• _Aim of the exercise_: Check the listing below for lines that hold "trên". How many are there? Please give only the number.

• _Material provided_:
>>>
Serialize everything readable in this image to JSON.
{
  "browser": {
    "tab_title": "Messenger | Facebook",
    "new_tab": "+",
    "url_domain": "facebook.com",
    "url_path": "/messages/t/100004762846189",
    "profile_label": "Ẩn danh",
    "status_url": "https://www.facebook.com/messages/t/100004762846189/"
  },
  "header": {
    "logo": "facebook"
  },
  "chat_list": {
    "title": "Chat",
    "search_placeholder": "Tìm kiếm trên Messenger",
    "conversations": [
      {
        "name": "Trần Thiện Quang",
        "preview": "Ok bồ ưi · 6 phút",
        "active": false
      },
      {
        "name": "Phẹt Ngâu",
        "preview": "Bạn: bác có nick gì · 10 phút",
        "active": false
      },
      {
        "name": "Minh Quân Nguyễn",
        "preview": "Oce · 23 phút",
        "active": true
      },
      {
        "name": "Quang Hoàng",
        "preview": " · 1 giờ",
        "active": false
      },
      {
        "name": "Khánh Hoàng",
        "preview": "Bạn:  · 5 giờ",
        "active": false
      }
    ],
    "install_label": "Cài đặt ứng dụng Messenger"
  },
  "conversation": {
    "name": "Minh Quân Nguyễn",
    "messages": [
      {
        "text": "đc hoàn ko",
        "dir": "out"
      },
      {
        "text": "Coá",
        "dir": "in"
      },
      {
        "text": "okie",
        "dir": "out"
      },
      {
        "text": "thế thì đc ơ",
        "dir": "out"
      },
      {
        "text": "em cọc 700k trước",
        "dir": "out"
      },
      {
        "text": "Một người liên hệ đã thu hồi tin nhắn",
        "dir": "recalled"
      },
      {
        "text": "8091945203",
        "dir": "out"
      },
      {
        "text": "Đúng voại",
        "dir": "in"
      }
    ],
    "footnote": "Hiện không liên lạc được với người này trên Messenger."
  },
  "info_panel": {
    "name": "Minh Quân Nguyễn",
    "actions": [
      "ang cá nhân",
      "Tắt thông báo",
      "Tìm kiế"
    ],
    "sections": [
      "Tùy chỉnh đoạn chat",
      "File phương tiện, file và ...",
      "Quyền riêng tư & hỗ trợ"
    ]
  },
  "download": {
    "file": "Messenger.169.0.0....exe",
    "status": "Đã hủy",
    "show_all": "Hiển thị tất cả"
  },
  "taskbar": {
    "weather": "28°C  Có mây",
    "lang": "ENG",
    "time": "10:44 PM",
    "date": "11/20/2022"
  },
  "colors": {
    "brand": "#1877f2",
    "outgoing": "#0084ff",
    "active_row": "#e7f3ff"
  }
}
<<<
• _Solution to the exercise_: 2